A maioria das atuais práticas técnicas de atenção à saúde foi criada regida pela lógica do capitalismo, em seus centros de pesquisa médica. São práticas, que induzem ao consumo exagerado de mercadorias e serviços, reforçam os caminhos individualistas na busca pela saúde, deslegitimam saberes e valores da população, consolidam a racionalidade instrumental e fria da modernidade e reforçam o poder da tecnoburocracia estatal e empresarial. Sob sua aparência técnica e racional, elas escondem lógicas e interesses de acumulação de capital e legitimação política e, portanto, não são neutras: representam a cristalização das lógicas e interesses dos grupos que as geraram. Ao serem difundidas, reforçam a lógica capitalista na micro capilaridade do tecido social. São instrumentos dos grupos dominantes para manterem sua hegemonia cultural e política sobre o restante da sociedade.

A insistência dos movimentos sociais e das redes locais de apoio social em redefinirem as práticas de saúde tem um significado político que não está sendo devidamente valorizado e explicitado entre os profissionais ligados ao campo da saúde coletiva. Ela pode ser entendida como uma tentativa de desconstrução das lógicas e interesses presentes nas práticas técnicas dominantes nos serviços de saúde e de ampliação das dimensões de solidariedade, amorosidade e autonomia entre pessoas no enfrentamento dos problemas de saúde. O Movimento Sanitário, muito preocupado com a redefinição do desenho institucional do SUS, tem valorizado pouco esta insistência.

(Dados armazenados)
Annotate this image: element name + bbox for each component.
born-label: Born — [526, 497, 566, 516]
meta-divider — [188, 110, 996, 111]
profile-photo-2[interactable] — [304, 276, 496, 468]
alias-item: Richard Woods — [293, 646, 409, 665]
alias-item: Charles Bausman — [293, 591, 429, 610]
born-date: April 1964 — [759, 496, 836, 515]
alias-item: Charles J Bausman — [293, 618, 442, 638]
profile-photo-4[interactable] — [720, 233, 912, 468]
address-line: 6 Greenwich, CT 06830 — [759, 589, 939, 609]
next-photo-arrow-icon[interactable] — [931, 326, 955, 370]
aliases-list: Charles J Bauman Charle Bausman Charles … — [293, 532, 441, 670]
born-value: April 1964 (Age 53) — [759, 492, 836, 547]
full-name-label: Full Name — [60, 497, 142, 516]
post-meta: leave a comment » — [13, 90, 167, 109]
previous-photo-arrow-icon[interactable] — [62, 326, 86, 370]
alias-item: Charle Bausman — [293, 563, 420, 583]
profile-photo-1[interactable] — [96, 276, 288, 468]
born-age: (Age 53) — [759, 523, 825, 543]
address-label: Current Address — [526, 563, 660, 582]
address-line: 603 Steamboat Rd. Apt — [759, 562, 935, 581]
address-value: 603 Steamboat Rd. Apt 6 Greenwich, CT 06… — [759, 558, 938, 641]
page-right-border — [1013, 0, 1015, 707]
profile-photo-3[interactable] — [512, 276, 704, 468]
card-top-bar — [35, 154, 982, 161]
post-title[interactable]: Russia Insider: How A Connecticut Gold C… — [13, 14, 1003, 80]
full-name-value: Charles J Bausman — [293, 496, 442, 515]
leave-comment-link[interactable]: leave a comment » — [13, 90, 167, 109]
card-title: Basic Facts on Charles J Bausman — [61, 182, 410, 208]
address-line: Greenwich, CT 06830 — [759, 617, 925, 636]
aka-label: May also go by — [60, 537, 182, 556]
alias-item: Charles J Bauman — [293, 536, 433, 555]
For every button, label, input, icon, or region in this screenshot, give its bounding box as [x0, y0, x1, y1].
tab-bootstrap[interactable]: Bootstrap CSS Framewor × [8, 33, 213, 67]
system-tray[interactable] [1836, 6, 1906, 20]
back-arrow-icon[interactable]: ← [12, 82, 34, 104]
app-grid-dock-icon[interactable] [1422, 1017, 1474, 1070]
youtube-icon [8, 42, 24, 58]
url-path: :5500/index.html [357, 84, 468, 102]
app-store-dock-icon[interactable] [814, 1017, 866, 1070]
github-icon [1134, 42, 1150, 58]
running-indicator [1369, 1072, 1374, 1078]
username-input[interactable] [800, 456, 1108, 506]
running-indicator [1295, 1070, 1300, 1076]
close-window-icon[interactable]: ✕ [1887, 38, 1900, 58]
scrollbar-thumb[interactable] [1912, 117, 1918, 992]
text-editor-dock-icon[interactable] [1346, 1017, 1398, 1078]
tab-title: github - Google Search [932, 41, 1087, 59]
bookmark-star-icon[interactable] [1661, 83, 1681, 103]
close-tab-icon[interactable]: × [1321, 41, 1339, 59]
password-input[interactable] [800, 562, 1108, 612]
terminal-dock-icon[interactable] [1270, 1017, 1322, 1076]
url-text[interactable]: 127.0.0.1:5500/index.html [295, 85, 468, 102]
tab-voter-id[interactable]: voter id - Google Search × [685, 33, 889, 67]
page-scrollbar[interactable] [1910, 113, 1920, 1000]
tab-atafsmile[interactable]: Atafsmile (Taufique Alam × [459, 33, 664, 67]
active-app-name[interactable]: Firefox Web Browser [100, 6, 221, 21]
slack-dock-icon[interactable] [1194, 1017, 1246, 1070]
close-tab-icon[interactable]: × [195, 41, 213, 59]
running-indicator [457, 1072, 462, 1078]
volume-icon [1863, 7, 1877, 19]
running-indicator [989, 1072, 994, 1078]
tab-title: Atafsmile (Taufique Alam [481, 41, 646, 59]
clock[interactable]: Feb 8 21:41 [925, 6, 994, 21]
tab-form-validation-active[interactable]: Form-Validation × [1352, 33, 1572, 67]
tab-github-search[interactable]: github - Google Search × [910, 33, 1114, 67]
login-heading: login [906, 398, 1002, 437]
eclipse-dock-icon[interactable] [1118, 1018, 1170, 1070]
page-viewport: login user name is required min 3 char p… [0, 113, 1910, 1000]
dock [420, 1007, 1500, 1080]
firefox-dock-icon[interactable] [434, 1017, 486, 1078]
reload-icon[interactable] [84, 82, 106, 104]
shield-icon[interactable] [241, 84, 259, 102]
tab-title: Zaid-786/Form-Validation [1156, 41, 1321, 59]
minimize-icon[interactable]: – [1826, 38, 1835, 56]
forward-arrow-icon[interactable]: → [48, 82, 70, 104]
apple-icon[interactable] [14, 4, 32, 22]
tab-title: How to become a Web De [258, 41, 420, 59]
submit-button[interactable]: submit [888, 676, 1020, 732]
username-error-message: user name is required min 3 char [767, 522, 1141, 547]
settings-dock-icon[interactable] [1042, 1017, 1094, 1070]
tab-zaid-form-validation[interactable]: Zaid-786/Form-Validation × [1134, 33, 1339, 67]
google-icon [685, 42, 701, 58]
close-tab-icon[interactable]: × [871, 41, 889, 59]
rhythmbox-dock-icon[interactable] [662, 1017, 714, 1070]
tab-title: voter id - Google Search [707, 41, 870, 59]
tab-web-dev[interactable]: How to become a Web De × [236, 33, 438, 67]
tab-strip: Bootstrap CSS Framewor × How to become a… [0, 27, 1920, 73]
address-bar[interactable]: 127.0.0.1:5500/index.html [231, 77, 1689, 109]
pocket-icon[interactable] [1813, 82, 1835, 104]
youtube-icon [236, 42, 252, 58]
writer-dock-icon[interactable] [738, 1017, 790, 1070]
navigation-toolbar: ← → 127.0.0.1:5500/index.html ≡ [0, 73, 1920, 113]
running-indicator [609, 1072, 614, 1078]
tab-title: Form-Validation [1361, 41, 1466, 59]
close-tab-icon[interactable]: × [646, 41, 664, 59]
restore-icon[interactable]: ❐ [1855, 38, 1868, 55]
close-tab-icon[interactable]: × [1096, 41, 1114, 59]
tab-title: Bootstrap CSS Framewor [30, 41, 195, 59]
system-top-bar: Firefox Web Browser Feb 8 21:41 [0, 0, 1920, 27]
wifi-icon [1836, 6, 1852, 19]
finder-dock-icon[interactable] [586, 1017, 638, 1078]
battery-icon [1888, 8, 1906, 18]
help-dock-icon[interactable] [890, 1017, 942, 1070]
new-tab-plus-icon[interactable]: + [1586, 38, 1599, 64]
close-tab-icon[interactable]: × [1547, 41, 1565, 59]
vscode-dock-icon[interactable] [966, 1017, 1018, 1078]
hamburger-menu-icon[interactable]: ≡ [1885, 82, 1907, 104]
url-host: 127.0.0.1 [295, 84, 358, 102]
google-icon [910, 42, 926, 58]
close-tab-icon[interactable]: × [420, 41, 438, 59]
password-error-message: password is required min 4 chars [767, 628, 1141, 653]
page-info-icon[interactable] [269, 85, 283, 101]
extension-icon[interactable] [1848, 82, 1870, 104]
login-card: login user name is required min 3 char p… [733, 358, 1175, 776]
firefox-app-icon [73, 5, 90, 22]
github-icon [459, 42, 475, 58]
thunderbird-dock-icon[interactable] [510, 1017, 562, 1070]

§ Problemas a resolver
1. Segundo o texto sobre práticas de saúde, com o que o Movimento Sanitário está muito preocupado?
2. Diga se cada afirmação concorda com o texto sobre práticas de saúde e cite as palavras do texto que decidem a resposta: (a) As práticas técnicas dominantes de atenção à saúde são neutras. (b) A maioria das atuais práticas técnicas de atenção à saúde foi criada em centros de pesquisa médica. (c) O Movimento Sanitário tem valorizado muito a insistência dos movimentos sociais em redefinir as práticas de saúde.
3. Liste todas as ações atribuídas às práticas técnicas na frase do texto sobre práticas de saúde que começa com "São práticas, que induzem".

§ Respostas das tarefas
1. Com a redefinição do desenho institucional do SUS.

2.
(a) Não: "não são neutras".
(b) Sim: "foi criada regida pela lógica do capitalismo, em seus centros de pesquisa médica".
(c) Não: "tem valorizado pouco esta insistência".

3.
- Induzem ao consumo exagerado de mercadorias e serviços.
- Reforçam os caminhos individualistas na busca pela saúde.
- Deslegitimam saberes e valores da população.
- Consolidam a racionalidade instrumental e fria da modernidade.
- Reforçam o poder da tecnoburocracia estatal e empresarial.